> **What needs to be done**: Return the line containing "Convert this screenshot" and all lines after it exactly; stop at the end of the material.

> **Task data**:
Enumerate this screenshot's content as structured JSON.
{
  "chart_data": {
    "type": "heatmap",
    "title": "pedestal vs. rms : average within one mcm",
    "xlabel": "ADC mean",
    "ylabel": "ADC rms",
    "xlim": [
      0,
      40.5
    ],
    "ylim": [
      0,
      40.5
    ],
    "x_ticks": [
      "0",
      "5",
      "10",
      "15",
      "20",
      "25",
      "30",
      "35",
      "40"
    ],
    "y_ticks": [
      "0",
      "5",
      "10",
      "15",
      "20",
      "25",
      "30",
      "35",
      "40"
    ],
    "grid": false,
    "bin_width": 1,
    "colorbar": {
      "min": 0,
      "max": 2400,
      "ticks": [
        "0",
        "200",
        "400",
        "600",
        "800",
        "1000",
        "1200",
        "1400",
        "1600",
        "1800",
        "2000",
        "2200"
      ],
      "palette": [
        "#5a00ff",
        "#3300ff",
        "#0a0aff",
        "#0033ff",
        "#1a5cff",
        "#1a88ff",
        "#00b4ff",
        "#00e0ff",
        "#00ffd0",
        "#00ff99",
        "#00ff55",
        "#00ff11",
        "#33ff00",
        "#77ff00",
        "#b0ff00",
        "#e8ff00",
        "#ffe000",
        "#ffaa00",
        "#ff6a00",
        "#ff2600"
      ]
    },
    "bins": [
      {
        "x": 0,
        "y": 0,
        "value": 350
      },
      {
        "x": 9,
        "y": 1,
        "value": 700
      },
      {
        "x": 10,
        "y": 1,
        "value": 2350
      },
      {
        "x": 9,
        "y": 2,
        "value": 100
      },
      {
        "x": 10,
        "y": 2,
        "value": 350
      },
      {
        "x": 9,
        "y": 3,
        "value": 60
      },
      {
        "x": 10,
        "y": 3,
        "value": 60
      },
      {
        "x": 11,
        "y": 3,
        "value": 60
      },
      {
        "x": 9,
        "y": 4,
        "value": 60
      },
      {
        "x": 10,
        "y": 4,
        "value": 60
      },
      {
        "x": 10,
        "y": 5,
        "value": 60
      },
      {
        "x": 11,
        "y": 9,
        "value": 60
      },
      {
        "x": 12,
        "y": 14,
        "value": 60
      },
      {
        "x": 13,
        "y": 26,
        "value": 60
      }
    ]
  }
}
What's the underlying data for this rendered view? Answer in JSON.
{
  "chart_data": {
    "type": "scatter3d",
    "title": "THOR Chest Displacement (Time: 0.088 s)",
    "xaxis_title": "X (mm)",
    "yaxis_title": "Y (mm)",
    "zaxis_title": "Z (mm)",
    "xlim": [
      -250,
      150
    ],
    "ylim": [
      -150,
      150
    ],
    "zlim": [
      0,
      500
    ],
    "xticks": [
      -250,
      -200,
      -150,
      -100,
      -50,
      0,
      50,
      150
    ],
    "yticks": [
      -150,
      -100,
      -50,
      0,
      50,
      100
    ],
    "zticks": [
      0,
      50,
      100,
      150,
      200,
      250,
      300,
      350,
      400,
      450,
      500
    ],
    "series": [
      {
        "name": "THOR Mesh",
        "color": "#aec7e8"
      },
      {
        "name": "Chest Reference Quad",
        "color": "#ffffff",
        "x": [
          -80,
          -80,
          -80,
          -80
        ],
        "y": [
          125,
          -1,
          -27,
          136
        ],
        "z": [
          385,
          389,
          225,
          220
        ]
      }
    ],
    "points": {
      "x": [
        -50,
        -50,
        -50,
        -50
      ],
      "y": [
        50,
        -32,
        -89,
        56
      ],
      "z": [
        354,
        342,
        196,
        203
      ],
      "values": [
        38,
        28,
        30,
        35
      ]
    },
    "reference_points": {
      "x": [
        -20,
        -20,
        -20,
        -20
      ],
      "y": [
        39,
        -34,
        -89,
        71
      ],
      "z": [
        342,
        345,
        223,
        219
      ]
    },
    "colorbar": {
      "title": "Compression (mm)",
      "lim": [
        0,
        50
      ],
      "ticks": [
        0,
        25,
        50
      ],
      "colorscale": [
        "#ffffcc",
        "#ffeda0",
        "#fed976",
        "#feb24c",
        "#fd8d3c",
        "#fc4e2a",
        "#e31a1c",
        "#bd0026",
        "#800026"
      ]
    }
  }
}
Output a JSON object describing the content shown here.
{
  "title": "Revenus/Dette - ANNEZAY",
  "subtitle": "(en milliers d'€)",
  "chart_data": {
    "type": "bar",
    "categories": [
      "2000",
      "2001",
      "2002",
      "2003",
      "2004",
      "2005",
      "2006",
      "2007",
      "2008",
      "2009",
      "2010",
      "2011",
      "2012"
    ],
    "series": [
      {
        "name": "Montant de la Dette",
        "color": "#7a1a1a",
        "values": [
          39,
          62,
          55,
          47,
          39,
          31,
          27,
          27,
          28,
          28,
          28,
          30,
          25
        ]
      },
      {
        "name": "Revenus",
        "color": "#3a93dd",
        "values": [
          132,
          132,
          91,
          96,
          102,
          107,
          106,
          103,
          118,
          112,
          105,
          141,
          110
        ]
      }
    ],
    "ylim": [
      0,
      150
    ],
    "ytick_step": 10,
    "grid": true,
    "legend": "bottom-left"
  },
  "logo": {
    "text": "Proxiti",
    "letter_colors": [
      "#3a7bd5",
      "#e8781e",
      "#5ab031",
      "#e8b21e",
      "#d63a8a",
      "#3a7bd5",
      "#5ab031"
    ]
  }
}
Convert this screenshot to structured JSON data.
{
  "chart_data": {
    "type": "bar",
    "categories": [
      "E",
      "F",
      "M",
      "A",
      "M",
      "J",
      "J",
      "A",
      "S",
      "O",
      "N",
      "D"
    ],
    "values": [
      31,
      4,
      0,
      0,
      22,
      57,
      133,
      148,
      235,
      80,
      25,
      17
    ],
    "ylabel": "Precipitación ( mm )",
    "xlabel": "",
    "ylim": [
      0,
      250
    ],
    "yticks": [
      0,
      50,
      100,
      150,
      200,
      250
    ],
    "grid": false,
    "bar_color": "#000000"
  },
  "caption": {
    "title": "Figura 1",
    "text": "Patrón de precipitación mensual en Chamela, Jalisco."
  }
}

> **The reply**:
Convert this screenshot to structured JSON data.
{
  "chart_data": {
    "type": "bar",
    "categories": [
      "E",
      "F",
      "M",
      "A",
      "M",
      "J",
      "J",
      "A",
      "S",
      "O",
      "N",
      "D"
    ],
    "values": [
      31,
      4,
      0,
      0,
      22,
      57,
      133,
      148,
      235,
      80,
      25,
      17
    ],
    "ylabel": "Precipitación ( mm )",
    "xlabel": "",
    "ylim": [
      0,
      250
    ],
    "yticks": [
      0,
      50,
      100,
      150,
      200,
      250
    ],
    "grid": false,
    "bar_color": "#000000"
  },
  "caption": {
    "title": "Figura 1",
    "text": "Patrón de precipitación mensual en Chamela, Jalisco."
  }
}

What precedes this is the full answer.